## What needs to be done
Print the records from the line that contains "bookmark-item[interactable]: 旅游公司 [942,67,992,86]" through the line that contains "slogan-line: 是培植智慧的工具 [810,160,946,179]" exactly as they stand, both of those lines included.

________________________

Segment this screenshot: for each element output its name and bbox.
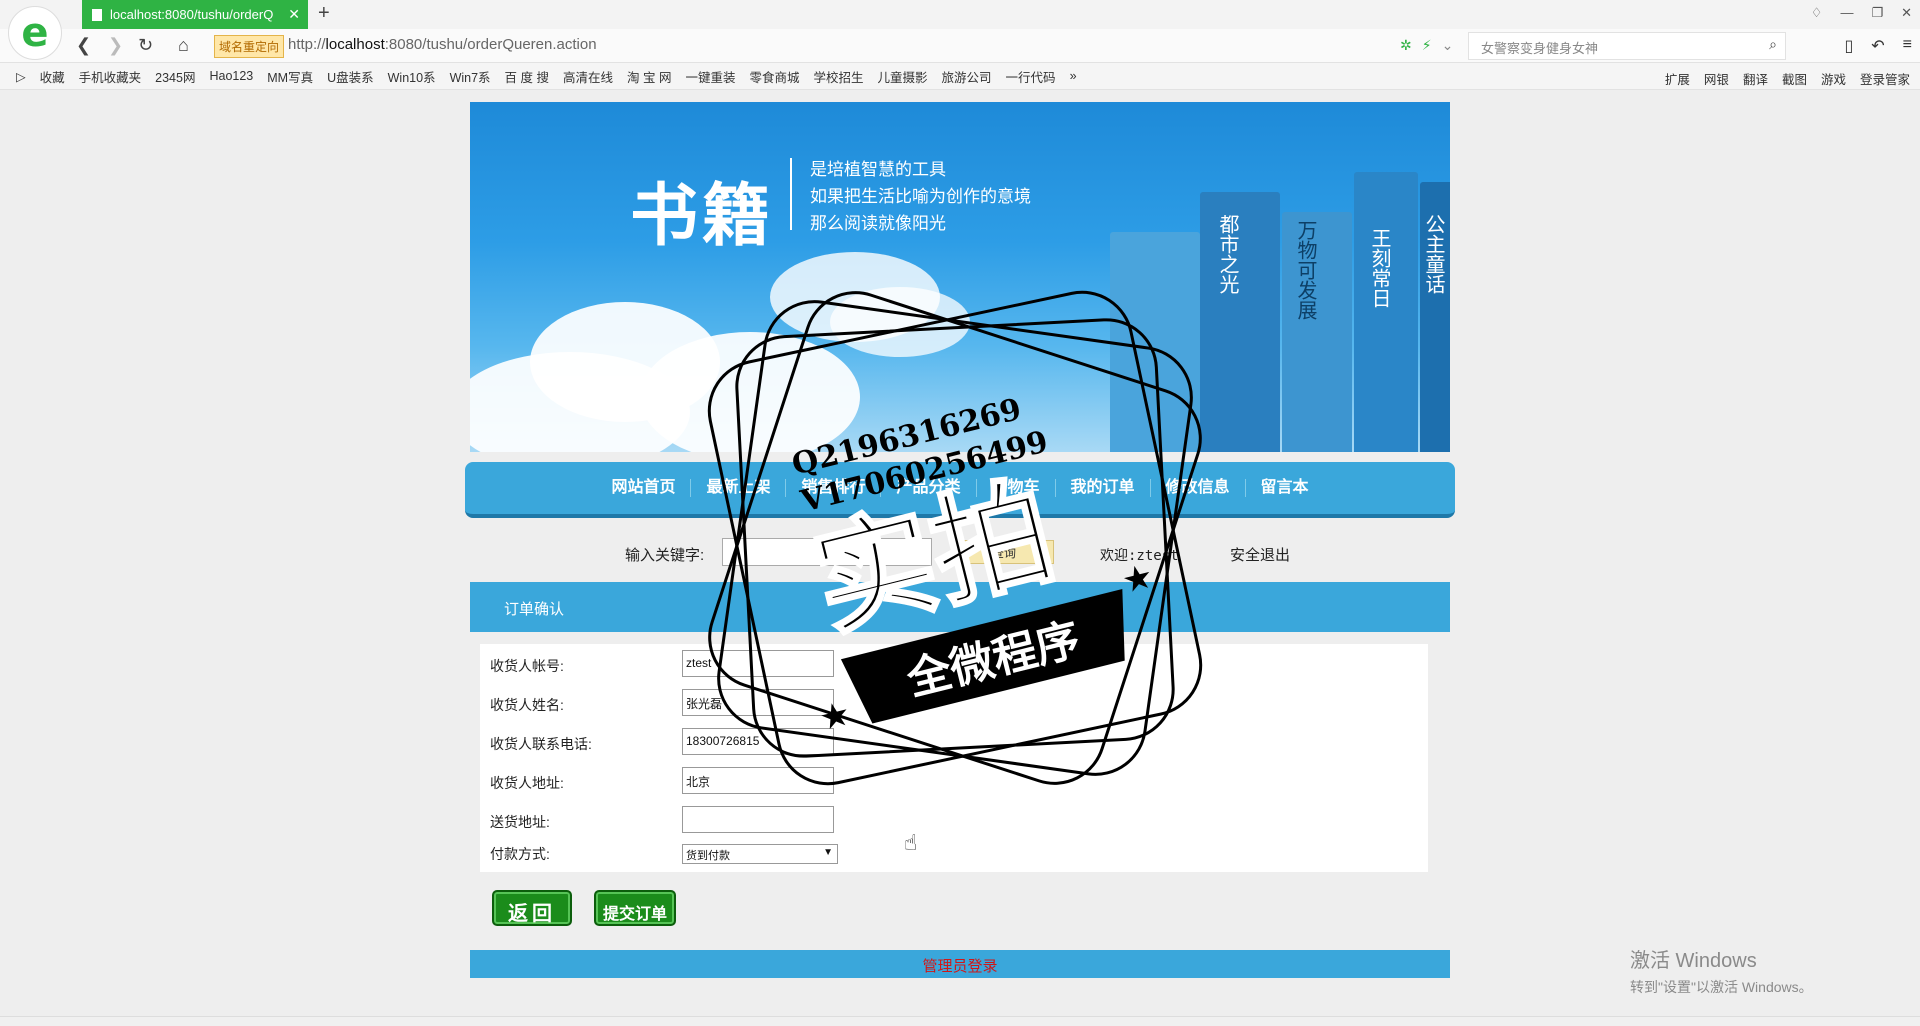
bookmark-item[interactable]: 旅游公司 [942,67,992,86]
minimize-icon[interactable]: — [1840,5,1853,21]
menu-icon[interactable]: ≡ [1903,36,1912,56]
slogan-line: 那么阅读就像阳光 [810,214,946,233]
phone-label: 收货人联系电话: [490,736,592,752]
star-icon: ★ [815,694,854,738]
restore-icon[interactable]: ❐ [1871,5,1883,21]
bookmark-item[interactable]: U盘装系 [327,67,374,86]
delivery-address-field[interactable] [682,806,834,833]
account-label: 收货人帐号: [490,658,564,674]
bookmark-item[interactable]: Win10系 [388,67,436,86]
form-row: 送货地址: [490,806,1190,834]
slogan-line: 是培植智慧的工具 [810,160,946,179]
form-row: 付款方式: 货到付款 ▼ [490,842,1190,870]
submit-order-button[interactable]: 提交订单 [594,890,676,926]
bookmark-item[interactable]: 百 度 搜 [505,67,549,86]
bookmark-item[interactable]: 收藏 [40,67,65,86]
bookmark-item[interactable]: 儿童摄影 [878,67,928,86]
bookmark-right-item[interactable]: 游戏 [1821,69,1846,88]
payment-value: 货到付款 [686,850,730,862]
url-field[interactable]: http://localhost:8080/tushu/orderQueren.… [288,36,597,53]
bookmark-right-item[interactable]: 截图 [1782,69,1807,88]
bookmark-right-item[interactable]: 登录管家 [1860,69,1910,88]
browser-tab[interactable]: localhost:8080/tushu/orderQ ✕ [82,0,308,29]
banner-slogan: 是培植智慧的工具 如果把生活比喻为创作的意境 那么阅读就像阳光 [810,156,1031,237]
back-button[interactable]: 返回 [492,890,572,926]
close-tab-icon[interactable]: ✕ [288,6,300,23]
security-icon[interactable]: ✲ [1400,37,1412,54]
activate-subtitle: 转到"设置"以激活 Windows。 [1630,979,1813,995]
browser-titlebar: localhost:8080/tushu/orderQ ✕ + ♢ — ❐ ✕ [0,0,1920,29]
watermark-stamp: Q2196316269 V17060256499 实拍 全微程序 ★ ★ [707,290,1203,786]
payment-select[interactable]: 货到付款 ▼ [682,844,838,864]
close-window-icon[interactable]: ✕ [1901,5,1912,21]
sidebar-toggle-icon[interactable]: ▷ [16,69,26,84]
bookmark-item[interactable]: 零食商城 [749,67,799,86]
activate-title: 激活 Windows [1630,950,1757,972]
address-label: 收货人地址: [490,775,564,791]
bookmark-item[interactable]: 学校招生 [814,67,864,86]
bookmark-item[interactable]: 手机收藏夹 [79,67,142,86]
nav-guestbook[interactable]: 留言本 [1244,479,1324,497]
search-icon[interactable]: ⌕ [1769,36,1777,53]
banner-divider [790,158,792,230]
new-tab-icon[interactable]: + [318,2,330,25]
dropdown-icon[interactable]: ⌄ [1442,37,1454,54]
footer-bar: 管理员登录 [470,950,1450,978]
hand-cursor-icon: ☝ [904,830,918,855]
keyword-label: 输入关键字: [625,547,705,564]
bookmark-item[interactable]: 2345网 [155,67,195,86]
bookmark-item[interactable]: Win7系 [450,67,491,86]
document-icon [92,8,102,21]
address-icons: ✲ ⚡ ⌄ [1400,37,1453,54]
bookmarks-bar: ▷ 收藏 手机收藏夹 2345网 Hao123 MM写真 U盘装系 Win10系… [0,63,1920,90]
bookmark-right-item[interactable]: 翻译 [1743,69,1768,88]
bookmark-right-item[interactable]: 扩展 [1665,69,1690,88]
url-host: localhost [325,36,385,53]
bookmark-item[interactable]: 一键重装 [685,67,735,86]
name-label: 收货人姓名: [490,697,564,713]
address-bar: ❮ ❯ ↻ ⌂ 域名重定向 http://localhost:8080/tush… [0,29,1920,63]
url-prefix: http:// [288,36,326,53]
chevron-down-icon: ▼ [823,847,833,858]
book-spine-text: 王刻常日 [1368,228,1392,308]
window-controls: ♢ — ❐ ✕ [1811,5,1912,21]
url-rest: :8080/tushu/orderQueren.action [384,36,597,53]
admin-login-link[interactable]: 管理员登录 [922,958,997,975]
browser-status-bar [0,1016,1920,1026]
browser-logo-icon: e [8,6,62,60]
payment-label: 付款方式: [490,846,550,862]
skin-icon[interactable]: ♢ [1811,5,1823,21]
back-arrow-icon[interactable]: ❮ [76,35,91,56]
book-spine-text: 万物可发展 [1294,220,1318,320]
bookmark-right-item[interactable]: 网银 [1704,69,1729,88]
bookmark-item[interactable]: 一行代码 [1006,67,1056,86]
logout-link[interactable]: 安全退出 [1230,544,1290,565]
bookmark-item[interactable]: MM写真 [267,67,313,86]
search-placeholder: 女警察变身健身女神 [1481,41,1599,56]
redirect-badge[interactable]: 域名重定向 [214,35,285,58]
bookmark-item[interactable]: 淘 宝 网 [627,67,671,86]
book-spine-text: 公主童话 [1422,214,1446,294]
refresh-icon[interactable]: ↻ [138,35,153,56]
nav-home[interactable]: 网站首页 [596,479,690,497]
banner-title: 书籍 [630,176,775,256]
star-icon: ★ [1118,557,1157,601]
windows-activation-notice: 激活 Windows 转到"设置"以激活 Windows。 [1630,944,1813,997]
book-spine-text: 都市之光 [1216,214,1240,294]
toolbar-icons: ▯ ↶ ≡ [1844,36,1912,56]
undo-icon[interactable]: ↶ [1871,36,1884,56]
tab-title: localhost:8080/tushu/orderQ [110,7,274,22]
reading-icon[interactable]: ▯ [1844,36,1853,56]
bookmarks-right: 扩展 网银 翻译 截图 游戏 登录管家 [1665,69,1910,88]
more-bookmarks-icon[interactable]: » [1070,69,1077,83]
browser-search-input[interactable]: 女警察变身健身女神 ⌕ [1468,32,1786,60]
forward-arrow-icon[interactable]: ❯ [108,35,123,56]
home-icon[interactable]: ⌂ [178,35,189,56]
bookmark-item[interactable]: Hao123 [209,69,253,83]
bookmark-item[interactable]: 高清在线 [563,67,613,86]
speed-icon[interactable]: ⚡ [1422,37,1432,54]
slogan-line: 如果把生活比喻为创作的意境 [810,187,1031,206]
delivery-label: 送货地址: [490,814,550,830]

________________________

## Response to the task
bookmark-item[interactable]: 旅游公司 [942,67,992,86]
minimize-icon[interactable]: — [1840,5,1853,21]
menu-icon[interactable]: ≡ [1903,36,1912,56]
slogan-line: 那么阅读就像阳光 [810,214,946,233]
phone-label: 收货人联系电话: [490,736,592,752]
star-icon: ★ [815,694,854,738]
restore-icon[interactable]: ❐ [1871,5,1883,21]
bookmark-item[interactable]: U盘装系 [327,67,374,86]
delivery-address-field[interactable] [682,806,834,833]
account-label: 收货人帐号: [490,658,564,674]
bookmark-item[interactable]: Win10系 [388,67,436,86]
form-row: 送货地址: [490,806,1190,834]
slogan-line: 是培植智慧的工具 [810,160,946,179]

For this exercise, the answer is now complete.